## Task
Copy out the records in full, word for word, without pictures.

^^^^^^^^^^^^^^^^

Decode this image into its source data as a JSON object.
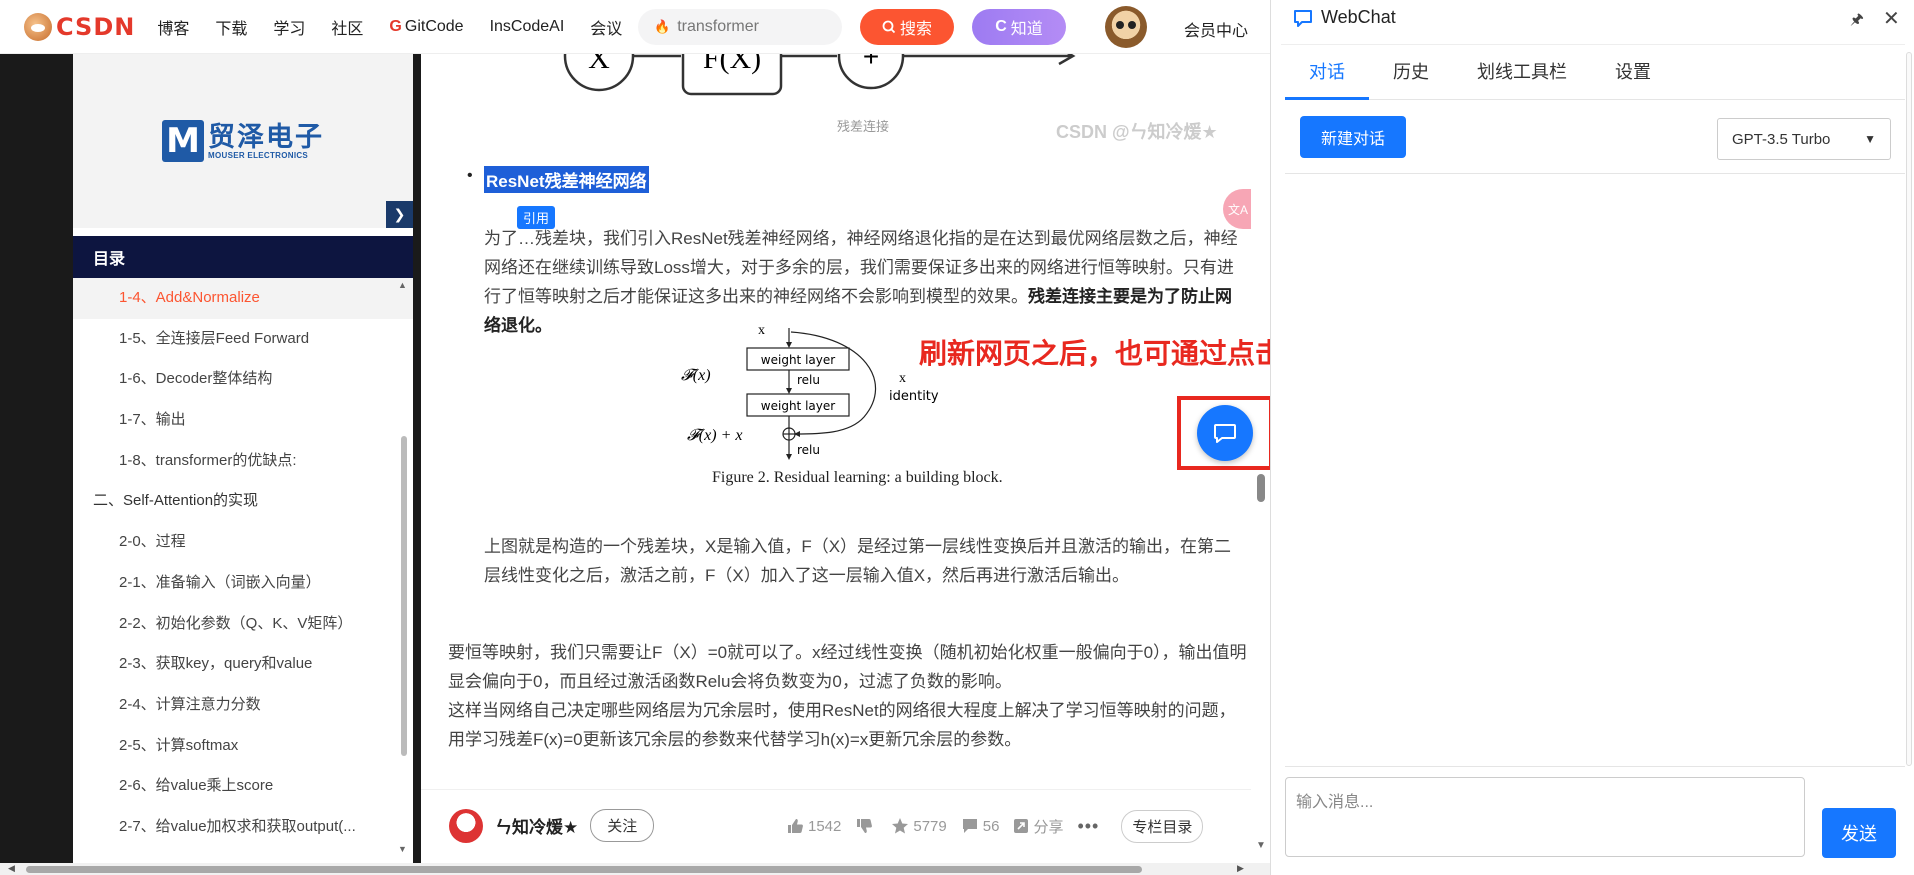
{
  "nav": {
    "logo_text": "CSDN",
    "items": [
      "博客",
      "下载",
      "学习",
      "社区",
      "GitCode",
      "InsCodeAI",
      "会议"
    ],
    "search_value": "transformer",
    "search_button": "搜索",
    "zhidao_button": "知道",
    "vip": "会员中心"
  },
  "ad": {
    "cn": "贸泽电子",
    "en": "MOUSER ELECTRONICS"
  },
  "toc": {
    "title": "目录",
    "items": [
      "1-4、Add&Normalize",
      "1-5、全连接层Feed Forward",
      "1-6、Decoder整体结构",
      "1-7、输出",
      "1-8、transformer的优缺点:",
      "二、Self-Attention的实现",
      "2-0、过程",
      "2-1、准备输入（词嵌入向量）",
      "2-2、初始化参数（Q、K、V矩阵）",
      "2-3、获取key，query和value",
      "2-4、计算注意力分数",
      "2-5、计算softmax",
      "2-6、给value乘上score",
      "2-7、给value加权求和获取output(..."
    ]
  },
  "article": {
    "fig1_x": "X",
    "fig1_fx": "F(X)",
    "fig1_plus": "+",
    "fig1_caption": "残差连接",
    "watermark": "CSDN @ㄣ知冷煖★",
    "heading": "ResNet残差神经网络",
    "quote_tag": "引用",
    "para1": "为了…残差块，我们引入ResNet残差神经网络，神经网络退化指的是在达到最优网络层数之后，神经网络还在继续训练导致Loss增大，对于多余的层，我们需要保证多出来的网络进行恒等映射。只有进行了恒等映射之后才能保证这多出来的神经网络不会影响到模型的效果。",
    "para1_bold": "残差连接主要是为了防止网络退化。",
    "fig2": {
      "x_top": "x",
      "weight1": "weight layer",
      "relu1": "relu",
      "weight2": "weight layer",
      "fx": "𝓕(x)",
      "fx_plus_x": "𝓕(x) + x",
      "x_side": "x",
      "identity": "identity",
      "relu2": "relu",
      "caption": "Figure 2. Residual learning: a building block."
    },
    "para2": "上图就是构造的一个残差块，X是输入值，F（X）是经过第一层线性变换后并且激活的输出，在第二层线性变化之后，激活之前，F（X）加入了这一层输入值X，然后再进行激活后输出。",
    "para3": "要恒等映射，我们只需要让F（X）=0就可以了。x经过线性变换（随机初始化权重一般偏向于0），输出值明显会偏向于0，而且经过激活函数Relu会将负数变为0，过滤了负数的影响。",
    "para4": "这样当网络自己决定哪些网络层为冗余层时，使用ResNet的网络很大程度上解决了学习恒等映射的问题，用学习残差F(x)=0更新该冗余层的参数来代替学习h(x)=x更新冗余层的参数。"
  },
  "annotation": "刷新网页之后，也可通过点击悬浮按钮打开侧边栏",
  "toolbar": {
    "author": "ㄣ知冷煖★",
    "follow": "关注",
    "likes": "1542",
    "stars": "5779",
    "comments": "56",
    "share": "分享",
    "more": "•••",
    "column": "专栏目录"
  },
  "webchat": {
    "title": "WebChat",
    "tabs": [
      "对话",
      "历史",
      "划线工具栏",
      "设置"
    ],
    "new_chat": "新建对话",
    "model": "GPT-3.5 Turbo",
    "input_placeholder": "输入消息...",
    "send": "发送"
  },
  "colors": {
    "csdn_red": "#fc5531",
    "accent_blue": "#1677ff",
    "annotation_red": "#e8281f",
    "toc_head": "#0d1540"
  }
}
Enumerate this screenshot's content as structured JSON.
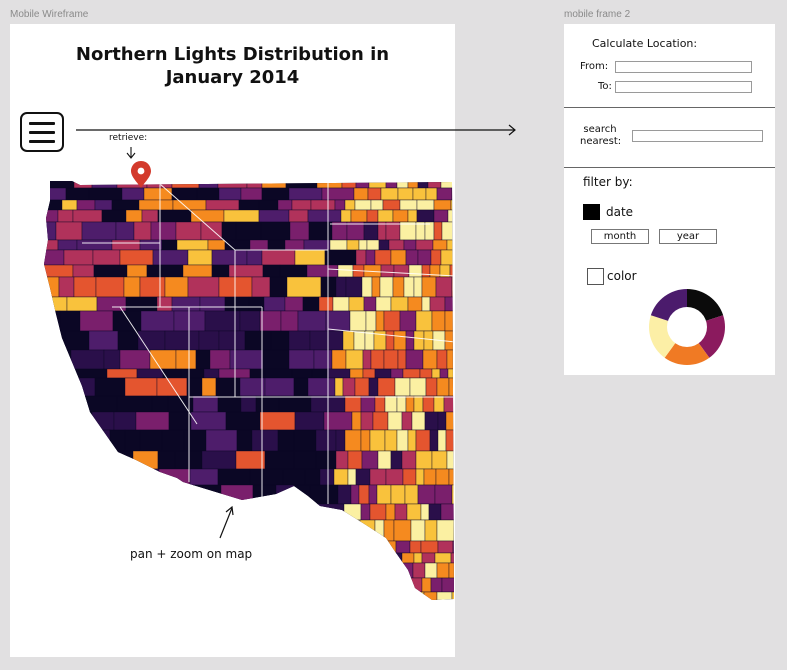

^^^^^^^^^^^^^^^^

## Correct answer
Decode this image into its source data as a JSON object.
{
  "nav": {
    "logo_text": "CSDN",
    "items": [
      "博客",
      "下载",
      "学习",
      "社区",
      "GitCode",
      "InsCodeAI",
      "会议"
    ],
    "search_value": "transformer",
    "search_button": "搜索",
    "zhidao_button": "知道",
    "vip": "会员中心"
  },
  "ad": {
    "cn": "贸泽电子",
    "en": "MOUSER ELECTRONICS"
  },
  "toc": {
    "title": "目录",
    "items": [
      "1-4、Add&Normalize",
      "1-5、全连接层Feed Forward",
      "1-6、Decoder整体结构",
      "1-7、输出",
      "1-8、transformer的优缺点:",
      "二、Self-Attention的实现",
      "2-0、过程",
      "2-1、准备输入（词嵌入向量）",
      "2-2、初始化参数（Q、K、V矩阵）",
      "2-3、获取key，query和value",
      "2-4、计算注意力分数",
      "2-5、计算softmax",
      "2-6、给value乘上score",
      "2-7、给value加权求和获取output(..."
    ]
  },
  "article": {
    "fig1_x": "X",
    "fig1_fx": "F(X)",
    "fig1_plus": "+",
    "fig1_caption": "残差连接",
    "watermark": "CSDN @ㄣ知冷煖★",
    "heading": "ResNet残差神经网络",
    "quote_tag": "引用",
    "para1": "为了…残差块，我们引入ResNet残差神经网络，神经网络退化指的是在达到最优网络层数之后，神经网络还在继续训练导致Loss增大，对于多余的层，我们需要保证多出来的网络进行恒等映射。只有进行了恒等映射之后才能保证这多出来的神经网络不会影响到模型的效果。",
    "para1_bold": "残差连接主要是为了防止网络退化。",
    "fig2": {
      "x_top": "x",
      "weight1": "weight layer",
      "relu1": "relu",
      "weight2": "weight layer",
      "fx": "𝓕(x)",
      "fx_plus_x": "𝓕(x) + x",
      "x_side": "x",
      "identity": "identity",
      "relu2": "relu",
      "caption": "Figure 2. Residual learning: a building block."
    },
    "para2": "上图就是构造的一个残差块，X是输入值，F（X）是经过第一层线性变换后并且激活的输出，在第二层线性变化之后，激活之前，F（X）加入了这一层输入值X，然后再进行激活后输出。",
    "para3": "要恒等映射，我们只需要让F（X）=0就可以了。x经过线性变换（随机初始化权重一般偏向于0），输出值明显会偏向于0，而且经过激活函数Relu会将负数变为0，过滤了负数的影响。",
    "para4": "这样当网络自己决定哪些网络层为冗余层时，使用ResNet的网络很大程度上解决了学习恒等映射的问题，用学习残差F(x)=0更新该冗余层的参数来代替学习h(x)=x更新冗余层的参数。"
  },
  "annotation": "刷新网页之后，也可通过点击悬浮按钮打开侧边栏",
  "toolbar": {
    "author": "ㄣ知冷煖★",
    "follow": "关注",
    "likes": "1542",
    "stars": "5779",
    "comments": "56",
    "share": "分享",
    "more": "•••",
    "column": "专栏目录"
  },
  "webchat": {
    "title": "WebChat",
    "tabs": [
      "对话",
      "历史",
      "划线工具栏",
      "设置"
    ],
    "new_chat": "新建对话",
    "model": "GPT-3.5 Turbo",
    "input_placeholder": "输入消息...",
    "send": "发送"
  },
  "colors": {
    "csdn_red": "#fc5531",
    "accent_blue": "#1677ff",
    "annotation_red": "#e8281f",
    "toc_head": "#0d1540"
  }
}
Enumerate this screenshot's content as structured JSON.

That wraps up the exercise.